_Aim of the exercise:_ Find the string "Stieglitz" in the data, then copy every line where it is found.

┌──

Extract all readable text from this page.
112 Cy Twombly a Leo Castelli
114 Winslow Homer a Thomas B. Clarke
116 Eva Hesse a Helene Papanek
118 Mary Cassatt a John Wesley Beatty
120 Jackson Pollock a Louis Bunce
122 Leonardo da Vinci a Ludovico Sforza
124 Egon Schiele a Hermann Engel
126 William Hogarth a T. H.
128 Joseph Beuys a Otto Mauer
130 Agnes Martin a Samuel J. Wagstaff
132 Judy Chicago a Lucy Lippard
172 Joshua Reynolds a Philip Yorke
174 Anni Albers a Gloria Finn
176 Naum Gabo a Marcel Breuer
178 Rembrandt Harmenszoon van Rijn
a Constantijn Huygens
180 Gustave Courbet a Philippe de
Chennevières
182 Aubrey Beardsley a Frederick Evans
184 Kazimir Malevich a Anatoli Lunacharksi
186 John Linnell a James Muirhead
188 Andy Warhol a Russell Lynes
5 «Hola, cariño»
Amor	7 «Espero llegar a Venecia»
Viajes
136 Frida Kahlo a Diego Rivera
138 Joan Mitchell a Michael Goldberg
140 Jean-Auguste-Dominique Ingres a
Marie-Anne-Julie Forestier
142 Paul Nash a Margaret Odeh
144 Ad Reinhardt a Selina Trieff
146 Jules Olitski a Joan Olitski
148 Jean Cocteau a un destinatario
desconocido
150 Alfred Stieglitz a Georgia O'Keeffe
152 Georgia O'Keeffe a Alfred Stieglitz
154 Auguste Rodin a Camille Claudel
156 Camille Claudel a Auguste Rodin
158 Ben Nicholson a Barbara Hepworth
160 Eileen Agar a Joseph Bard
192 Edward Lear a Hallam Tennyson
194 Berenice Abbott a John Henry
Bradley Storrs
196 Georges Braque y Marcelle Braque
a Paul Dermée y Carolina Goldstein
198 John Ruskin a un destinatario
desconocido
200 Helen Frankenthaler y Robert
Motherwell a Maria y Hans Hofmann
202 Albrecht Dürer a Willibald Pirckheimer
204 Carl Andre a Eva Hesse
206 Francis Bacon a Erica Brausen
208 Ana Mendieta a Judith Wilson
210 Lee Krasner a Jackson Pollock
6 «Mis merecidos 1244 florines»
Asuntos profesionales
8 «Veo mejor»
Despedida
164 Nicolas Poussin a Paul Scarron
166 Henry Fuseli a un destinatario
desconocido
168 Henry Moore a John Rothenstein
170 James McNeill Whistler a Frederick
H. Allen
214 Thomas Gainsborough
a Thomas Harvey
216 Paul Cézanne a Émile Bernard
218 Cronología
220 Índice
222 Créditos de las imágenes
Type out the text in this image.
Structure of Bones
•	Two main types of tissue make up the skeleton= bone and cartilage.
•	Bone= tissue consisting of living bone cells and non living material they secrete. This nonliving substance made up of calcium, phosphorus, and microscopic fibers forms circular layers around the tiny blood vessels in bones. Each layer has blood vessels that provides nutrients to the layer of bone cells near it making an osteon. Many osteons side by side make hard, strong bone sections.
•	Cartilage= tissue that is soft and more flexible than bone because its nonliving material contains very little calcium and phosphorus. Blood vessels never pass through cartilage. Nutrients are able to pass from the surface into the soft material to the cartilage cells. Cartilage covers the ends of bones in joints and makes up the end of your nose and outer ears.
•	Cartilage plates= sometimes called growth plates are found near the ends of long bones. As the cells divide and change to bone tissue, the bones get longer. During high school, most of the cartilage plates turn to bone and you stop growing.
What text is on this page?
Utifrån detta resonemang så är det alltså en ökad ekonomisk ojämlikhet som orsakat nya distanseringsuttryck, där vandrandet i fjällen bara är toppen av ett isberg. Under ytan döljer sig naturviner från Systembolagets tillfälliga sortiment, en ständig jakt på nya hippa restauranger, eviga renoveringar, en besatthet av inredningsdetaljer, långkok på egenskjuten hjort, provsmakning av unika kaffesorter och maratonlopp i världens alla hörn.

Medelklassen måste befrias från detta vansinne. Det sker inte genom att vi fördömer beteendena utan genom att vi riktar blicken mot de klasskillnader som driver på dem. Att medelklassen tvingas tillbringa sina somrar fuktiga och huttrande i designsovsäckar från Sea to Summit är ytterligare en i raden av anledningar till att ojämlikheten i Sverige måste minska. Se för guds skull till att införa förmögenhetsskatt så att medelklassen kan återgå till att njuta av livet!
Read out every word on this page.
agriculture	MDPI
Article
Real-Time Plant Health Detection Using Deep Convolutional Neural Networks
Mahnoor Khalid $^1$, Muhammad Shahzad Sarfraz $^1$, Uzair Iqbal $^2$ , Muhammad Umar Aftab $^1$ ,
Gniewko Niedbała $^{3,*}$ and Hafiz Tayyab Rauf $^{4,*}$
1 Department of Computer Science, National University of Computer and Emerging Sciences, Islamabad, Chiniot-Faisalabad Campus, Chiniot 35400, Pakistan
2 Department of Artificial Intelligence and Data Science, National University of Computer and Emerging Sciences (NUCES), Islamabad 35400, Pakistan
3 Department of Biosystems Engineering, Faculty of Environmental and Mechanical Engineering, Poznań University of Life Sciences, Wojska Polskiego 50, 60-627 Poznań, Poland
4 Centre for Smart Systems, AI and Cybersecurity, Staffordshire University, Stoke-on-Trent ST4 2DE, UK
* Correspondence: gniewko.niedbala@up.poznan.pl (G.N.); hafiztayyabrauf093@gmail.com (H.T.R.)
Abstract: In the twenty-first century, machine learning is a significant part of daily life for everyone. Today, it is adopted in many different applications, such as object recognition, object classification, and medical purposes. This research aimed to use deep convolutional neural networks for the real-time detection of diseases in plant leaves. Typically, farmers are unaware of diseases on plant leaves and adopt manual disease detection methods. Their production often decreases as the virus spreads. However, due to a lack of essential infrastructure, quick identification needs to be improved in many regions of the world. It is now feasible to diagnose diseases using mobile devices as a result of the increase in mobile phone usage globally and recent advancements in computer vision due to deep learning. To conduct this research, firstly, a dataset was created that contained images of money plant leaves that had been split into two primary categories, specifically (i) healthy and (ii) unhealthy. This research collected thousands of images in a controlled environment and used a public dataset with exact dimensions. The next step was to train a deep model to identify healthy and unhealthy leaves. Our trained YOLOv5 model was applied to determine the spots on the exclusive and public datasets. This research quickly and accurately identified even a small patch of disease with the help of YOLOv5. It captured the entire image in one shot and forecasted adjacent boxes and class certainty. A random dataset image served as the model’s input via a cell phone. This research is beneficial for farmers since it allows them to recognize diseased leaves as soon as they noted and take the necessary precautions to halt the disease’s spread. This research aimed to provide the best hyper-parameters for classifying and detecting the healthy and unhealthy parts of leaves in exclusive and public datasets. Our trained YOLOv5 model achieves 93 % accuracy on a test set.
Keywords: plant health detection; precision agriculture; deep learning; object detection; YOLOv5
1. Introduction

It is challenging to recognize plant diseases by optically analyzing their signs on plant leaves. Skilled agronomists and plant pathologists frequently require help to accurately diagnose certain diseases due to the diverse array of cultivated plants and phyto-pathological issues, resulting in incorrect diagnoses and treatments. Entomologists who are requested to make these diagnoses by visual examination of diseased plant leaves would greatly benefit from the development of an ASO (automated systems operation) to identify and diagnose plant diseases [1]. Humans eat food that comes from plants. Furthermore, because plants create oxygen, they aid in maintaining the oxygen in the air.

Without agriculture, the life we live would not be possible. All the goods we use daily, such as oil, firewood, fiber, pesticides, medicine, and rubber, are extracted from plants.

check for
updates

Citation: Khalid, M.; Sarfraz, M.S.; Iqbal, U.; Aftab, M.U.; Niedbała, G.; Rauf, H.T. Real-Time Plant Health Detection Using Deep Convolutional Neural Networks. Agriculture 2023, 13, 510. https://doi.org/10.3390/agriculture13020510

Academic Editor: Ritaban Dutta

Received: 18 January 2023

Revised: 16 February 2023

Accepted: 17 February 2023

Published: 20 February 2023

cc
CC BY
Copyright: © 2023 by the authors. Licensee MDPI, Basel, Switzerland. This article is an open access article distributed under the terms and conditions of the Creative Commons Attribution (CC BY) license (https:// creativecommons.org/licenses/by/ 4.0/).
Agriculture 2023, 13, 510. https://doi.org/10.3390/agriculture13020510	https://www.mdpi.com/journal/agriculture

└──

_Response box:_
150 Alfred Stieglitz a Georgia O'Keeffe
152 Georgia O'Keeffe a Alfred Stieglitz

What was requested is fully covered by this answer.